§ What is being asked: Without the images, write out the whole listing exactly.

§ Source records:
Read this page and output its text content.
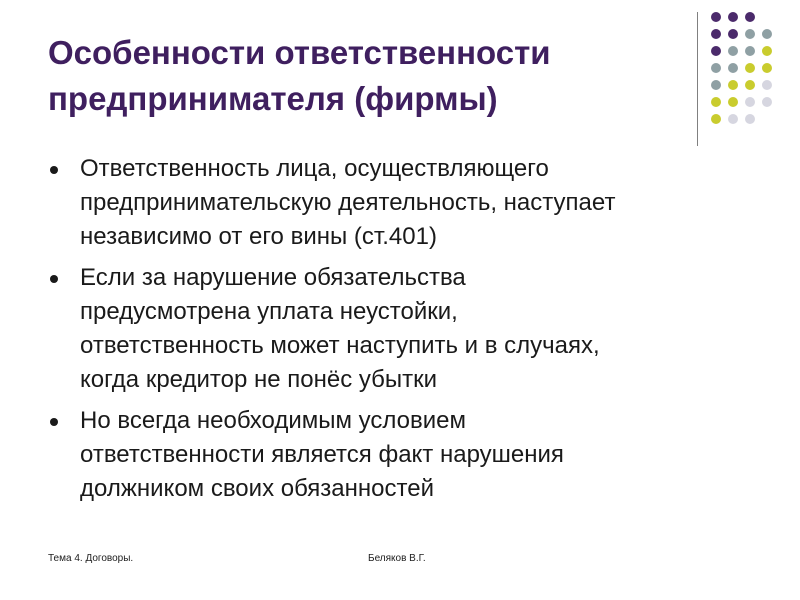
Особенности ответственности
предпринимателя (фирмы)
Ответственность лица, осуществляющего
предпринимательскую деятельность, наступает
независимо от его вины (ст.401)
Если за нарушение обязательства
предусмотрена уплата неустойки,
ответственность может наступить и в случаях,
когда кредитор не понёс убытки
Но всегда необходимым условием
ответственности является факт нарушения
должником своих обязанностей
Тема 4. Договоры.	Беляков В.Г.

§ The response:
Read this page and output its text content.
Особенности ответственности
предпринимателя (фирмы)
Ответственность лица, осуществляющего
предпринимательскую деятельность, наступает
независимо от его вины (ст.401)
Если за нарушение обязательства
предусмотрена уплата неустойки,
ответственность может наступить и в случаях,
когда кредитор не понёс убытки
Но всегда необходимым условием
ответственности является факт нарушения
должником своих обязанностей
Тема 4. Договоры.	Беляков В.Г.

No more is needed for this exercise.